The task –
Using the records below, please work out how many lines contain "this"; answer with the number alone.

....

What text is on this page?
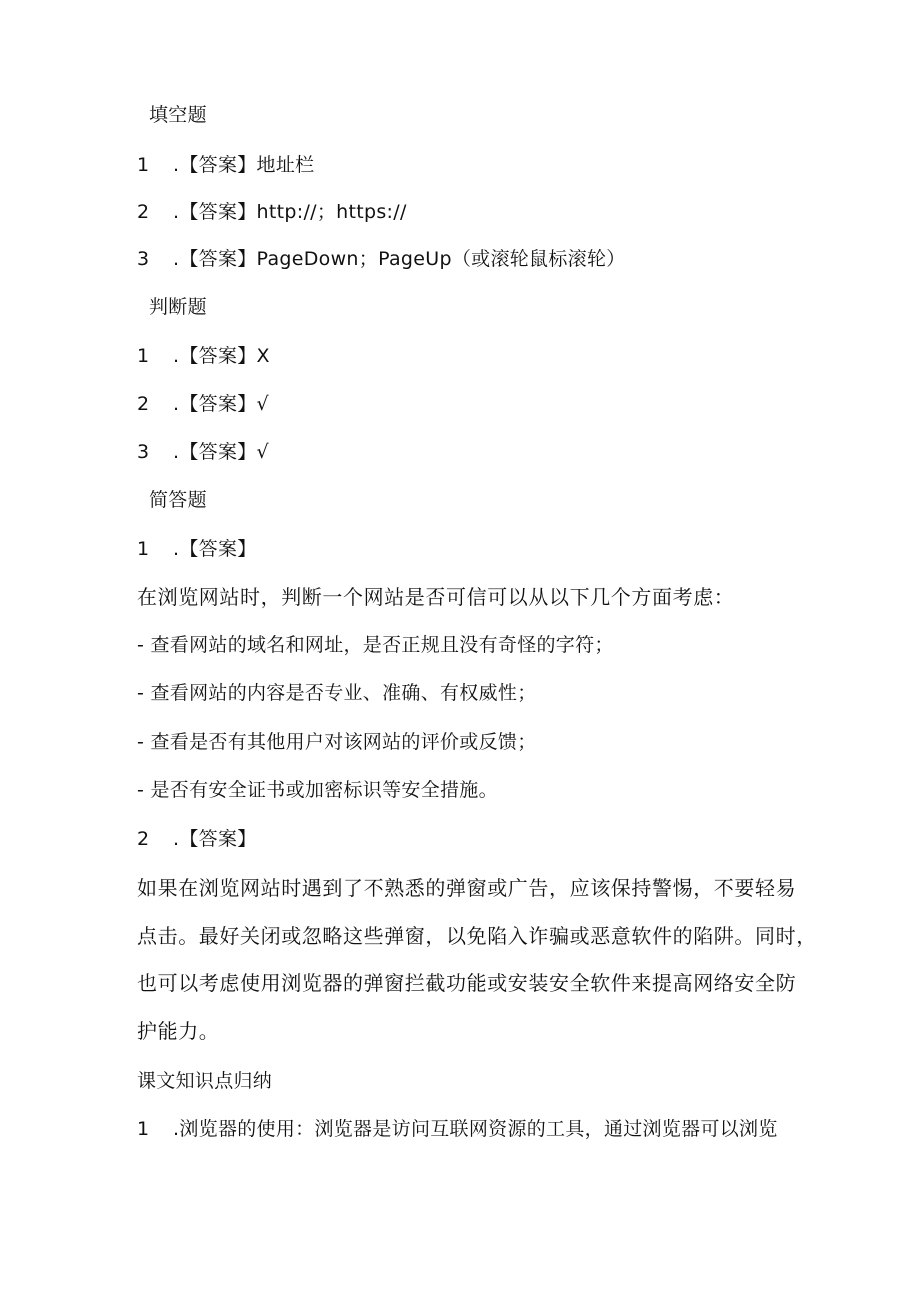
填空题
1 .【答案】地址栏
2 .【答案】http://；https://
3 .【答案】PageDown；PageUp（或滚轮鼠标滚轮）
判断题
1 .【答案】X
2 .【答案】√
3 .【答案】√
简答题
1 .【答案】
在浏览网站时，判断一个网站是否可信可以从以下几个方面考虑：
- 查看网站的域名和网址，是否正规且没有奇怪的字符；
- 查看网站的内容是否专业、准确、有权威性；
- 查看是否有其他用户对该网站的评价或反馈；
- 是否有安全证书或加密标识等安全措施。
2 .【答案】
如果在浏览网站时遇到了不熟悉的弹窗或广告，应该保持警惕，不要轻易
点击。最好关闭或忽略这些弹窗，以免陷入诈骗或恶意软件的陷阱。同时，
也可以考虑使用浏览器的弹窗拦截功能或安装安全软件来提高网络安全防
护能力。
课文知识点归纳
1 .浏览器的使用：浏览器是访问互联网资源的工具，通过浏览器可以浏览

....

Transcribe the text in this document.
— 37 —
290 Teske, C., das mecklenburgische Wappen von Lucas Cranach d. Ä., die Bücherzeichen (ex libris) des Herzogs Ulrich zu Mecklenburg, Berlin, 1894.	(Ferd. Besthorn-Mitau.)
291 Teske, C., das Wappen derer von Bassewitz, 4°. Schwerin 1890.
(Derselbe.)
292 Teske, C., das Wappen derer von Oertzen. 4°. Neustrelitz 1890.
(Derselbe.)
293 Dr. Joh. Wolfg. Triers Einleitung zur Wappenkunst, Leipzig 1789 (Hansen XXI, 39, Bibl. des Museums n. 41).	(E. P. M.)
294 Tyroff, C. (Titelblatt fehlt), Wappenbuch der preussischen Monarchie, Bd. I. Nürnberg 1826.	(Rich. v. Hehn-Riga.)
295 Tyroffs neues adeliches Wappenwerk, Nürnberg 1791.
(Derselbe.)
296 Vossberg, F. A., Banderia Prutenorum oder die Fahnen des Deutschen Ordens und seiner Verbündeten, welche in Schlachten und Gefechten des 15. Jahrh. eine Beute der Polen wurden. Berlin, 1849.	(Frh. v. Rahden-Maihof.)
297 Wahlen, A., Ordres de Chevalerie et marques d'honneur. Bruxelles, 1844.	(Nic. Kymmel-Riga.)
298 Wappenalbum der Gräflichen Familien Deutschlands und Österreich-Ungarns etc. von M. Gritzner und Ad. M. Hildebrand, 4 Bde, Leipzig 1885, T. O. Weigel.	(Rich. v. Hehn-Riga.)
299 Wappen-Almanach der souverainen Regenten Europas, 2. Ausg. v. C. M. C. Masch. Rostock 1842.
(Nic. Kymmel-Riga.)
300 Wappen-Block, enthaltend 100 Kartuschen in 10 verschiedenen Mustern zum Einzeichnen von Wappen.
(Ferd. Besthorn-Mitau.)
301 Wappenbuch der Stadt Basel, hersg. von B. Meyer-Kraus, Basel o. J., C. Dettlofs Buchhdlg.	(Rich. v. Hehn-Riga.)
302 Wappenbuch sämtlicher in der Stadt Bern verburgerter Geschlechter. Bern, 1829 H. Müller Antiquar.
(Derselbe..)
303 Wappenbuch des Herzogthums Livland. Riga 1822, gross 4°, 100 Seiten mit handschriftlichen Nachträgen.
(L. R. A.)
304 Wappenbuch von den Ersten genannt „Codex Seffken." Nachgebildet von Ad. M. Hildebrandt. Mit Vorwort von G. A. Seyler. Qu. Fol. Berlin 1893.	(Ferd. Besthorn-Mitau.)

....

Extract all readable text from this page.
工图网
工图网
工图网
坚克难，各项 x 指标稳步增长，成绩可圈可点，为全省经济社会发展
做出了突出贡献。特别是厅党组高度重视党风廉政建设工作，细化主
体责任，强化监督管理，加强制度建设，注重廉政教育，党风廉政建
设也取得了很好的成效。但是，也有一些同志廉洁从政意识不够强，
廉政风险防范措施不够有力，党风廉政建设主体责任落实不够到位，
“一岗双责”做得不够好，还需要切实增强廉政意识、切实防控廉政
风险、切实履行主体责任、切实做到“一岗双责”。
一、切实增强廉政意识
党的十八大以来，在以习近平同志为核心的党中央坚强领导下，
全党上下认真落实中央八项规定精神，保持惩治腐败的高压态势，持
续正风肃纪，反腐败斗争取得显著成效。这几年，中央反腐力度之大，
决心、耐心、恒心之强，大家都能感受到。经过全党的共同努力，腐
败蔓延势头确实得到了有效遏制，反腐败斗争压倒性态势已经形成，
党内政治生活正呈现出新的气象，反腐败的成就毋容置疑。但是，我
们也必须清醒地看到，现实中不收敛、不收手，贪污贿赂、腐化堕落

....

The answer –
3